▶ TASK REQUIREMENTS: Repeat each record exactly as written, and drop any images.

Records from a collection of figures:
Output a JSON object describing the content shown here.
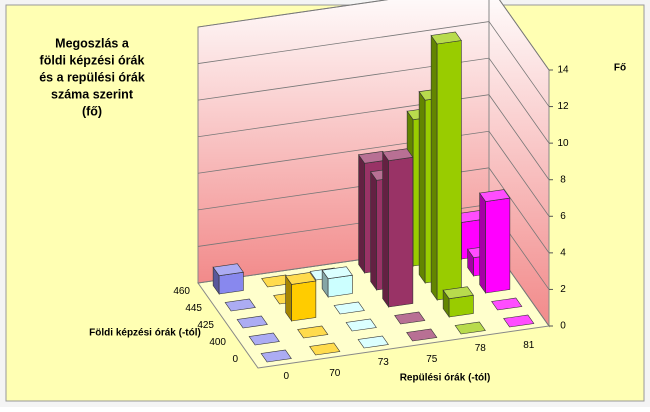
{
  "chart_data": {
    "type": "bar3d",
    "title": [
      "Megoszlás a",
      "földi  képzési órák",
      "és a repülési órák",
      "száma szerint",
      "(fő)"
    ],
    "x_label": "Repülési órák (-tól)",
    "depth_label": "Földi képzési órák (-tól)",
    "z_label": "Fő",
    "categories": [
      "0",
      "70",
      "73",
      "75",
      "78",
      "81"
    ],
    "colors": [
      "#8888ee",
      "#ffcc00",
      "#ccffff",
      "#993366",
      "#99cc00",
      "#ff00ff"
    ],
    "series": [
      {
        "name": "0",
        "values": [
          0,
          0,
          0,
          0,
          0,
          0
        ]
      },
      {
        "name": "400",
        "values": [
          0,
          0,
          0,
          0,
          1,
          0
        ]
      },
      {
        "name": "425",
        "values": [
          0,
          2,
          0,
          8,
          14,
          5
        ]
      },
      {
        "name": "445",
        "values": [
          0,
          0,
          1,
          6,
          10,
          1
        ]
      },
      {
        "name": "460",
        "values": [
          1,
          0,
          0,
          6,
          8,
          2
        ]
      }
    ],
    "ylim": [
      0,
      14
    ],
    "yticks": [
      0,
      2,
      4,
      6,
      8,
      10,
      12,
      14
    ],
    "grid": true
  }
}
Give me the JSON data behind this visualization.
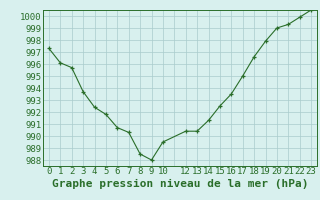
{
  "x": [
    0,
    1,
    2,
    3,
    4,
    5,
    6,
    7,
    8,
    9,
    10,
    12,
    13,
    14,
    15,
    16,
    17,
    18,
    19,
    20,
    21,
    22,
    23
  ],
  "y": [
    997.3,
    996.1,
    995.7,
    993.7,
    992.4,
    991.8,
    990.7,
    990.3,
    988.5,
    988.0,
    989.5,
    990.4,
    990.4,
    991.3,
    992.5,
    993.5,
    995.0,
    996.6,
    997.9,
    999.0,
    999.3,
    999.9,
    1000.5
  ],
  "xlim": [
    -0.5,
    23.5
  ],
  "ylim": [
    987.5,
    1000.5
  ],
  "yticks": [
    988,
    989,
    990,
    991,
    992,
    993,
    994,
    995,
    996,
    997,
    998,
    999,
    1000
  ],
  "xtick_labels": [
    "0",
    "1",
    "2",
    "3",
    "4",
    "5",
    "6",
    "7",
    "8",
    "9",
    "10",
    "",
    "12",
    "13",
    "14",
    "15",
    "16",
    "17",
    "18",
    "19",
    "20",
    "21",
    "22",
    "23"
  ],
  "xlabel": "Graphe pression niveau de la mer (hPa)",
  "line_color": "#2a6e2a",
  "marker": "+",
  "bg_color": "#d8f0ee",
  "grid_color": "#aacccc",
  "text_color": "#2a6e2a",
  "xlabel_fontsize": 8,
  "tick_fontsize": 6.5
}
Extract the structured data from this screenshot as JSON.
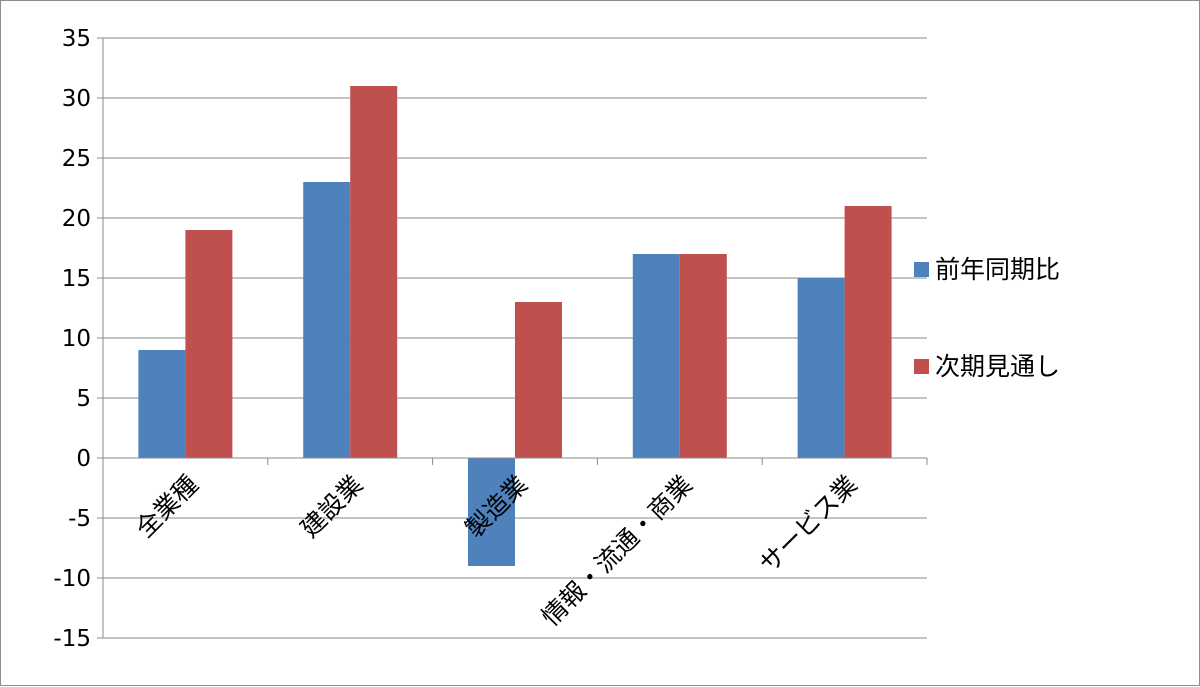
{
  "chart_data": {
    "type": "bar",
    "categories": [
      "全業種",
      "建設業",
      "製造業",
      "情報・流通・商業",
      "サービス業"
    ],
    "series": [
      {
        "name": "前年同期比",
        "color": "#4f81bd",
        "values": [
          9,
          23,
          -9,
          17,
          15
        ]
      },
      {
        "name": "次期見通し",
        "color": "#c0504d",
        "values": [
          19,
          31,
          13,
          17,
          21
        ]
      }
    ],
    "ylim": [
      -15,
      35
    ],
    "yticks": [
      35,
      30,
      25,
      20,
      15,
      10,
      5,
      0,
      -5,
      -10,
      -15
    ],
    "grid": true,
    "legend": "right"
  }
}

▶ CORRECT ANSWER:
Output a JSON object describing the content shown here.
{
  "chart_data": {
    "type": "bar3d",
    "title": [
      "Megoszlás a",
      "földi  képzési órák",
      "és a repülési órák",
      "száma szerint",
      "(fő)"
    ],
    "x_label": "Repülési órák (-tól)",
    "depth_label": "Földi képzési órák (-tól)",
    "z_label": "Fő",
    "categories": [
      "0",
      "70",
      "73",
      "75",
      "78",
      "81"
    ],
    "colors": [
      "#8888ee",
      "#ffcc00",
      "#ccffff",
      "#993366",
      "#99cc00",
      "#ff00ff"
    ],
    "series": [
      {
        "name": "0",
        "values": [
          0,
          0,
          0,
          0,
          0,
          0
        ]
      },
      {
        "name": "400",
        "values": [
          0,
          0,
          0,
          0,
          1,
          0
        ]
      },
      {
        "name": "425",
        "values": [
          0,
          2,
          0,
          8,
          14,
          5
        ]
      },
      {
        "name": "445",
        "values": [
          0,
          0,
          1,
          6,
          10,
          1
        ]
      },
      {
        "name": "460",
        "values": [
          1,
          0,
          0,
          6,
          8,
          2
        ]
      }
    ],
    "ylim": [
      0,
      14
    ],
    "yticks": [
      0,
      2,
      4,
      6,
      8,
      10,
      12,
      14
    ],
    "grid": true
  }
}
Give me the JSON data behind this visualization.
{
  "x": [
    0,
    1,
    2,
    3,
    4,
    5,
    6,
    7,
    8,
    9,
    10,
    12,
    13,
    14,
    15,
    16,
    17,
    18,
    19,
    20,
    21,
    22,
    23
  ],
  "y": [
    997.3,
    996.1,
    995.7,
    993.7,
    992.4,
    991.8,
    990.7,
    990.3,
    988.5,
    988.0,
    989.5,
    990.4,
    990.4,
    991.3,
    992.5,
    993.5,
    995.0,
    996.6,
    997.9,
    999.0,
    999.3,
    999.9,
    1000.5
  ],
  "xlim": [
    -0.5,
    23.5
  ],
  "ylim": [
    987.5,
    1000.5
  ],
  "yticks": [
    988,
    989,
    990,
    991,
    992,
    993,
    994,
    995,
    996,
    997,
    998,
    999,
    1000
  ],
  "xtick_labels": [
    "0",
    "1",
    "2",
    "3",
    "4",
    "5",
    "6",
    "7",
    "8",
    "9",
    "10",
    "",
    "12",
    "13",
    "14",
    "15",
    "16",
    "17",
    "18",
    "19",
    "20",
    "21",
    "22",
    "23"
  ],
  "xlabel": "Graphe pression niveau de la mer (hPa)",
  "line_color": "#2a6e2a",
  "marker": "+",
  "bg_color": "#d8f0ee",
  "grid_color": "#aacccc",
  "text_color": "#2a6e2a",
  "xlabel_fontsize": 8,
  "tick_fontsize": 6.5
}
Extract the structured data from this screenshot as JSON.
{
  "chart_data": {
    "type": "bar",
    "categories": [
      "全業種",
      "建設業",
      "製造業",
      "情報・流通・商業",
      "サービス業"
    ],
    "series": [
      {
        "name": "前年同期比",
        "color": "#4f81bd",
        "values": [
          9,
          23,
          -9,
          17,
          15
        ]
      },
      {
        "name": "次期見通し",
        "color": "#c0504d",
        "values": [
          19,
          31,
          13,
          17,
          21
        ]
      }
    ],
    "ylim": [
      -15,
      35
    ],
    "yticks": [
      35,
      30,
      25,
      20,
      15,
      10,
      5,
      0,
      -5,
      -10,
      -15
    ],
    "grid": true,
    "legend": "right"
  }
}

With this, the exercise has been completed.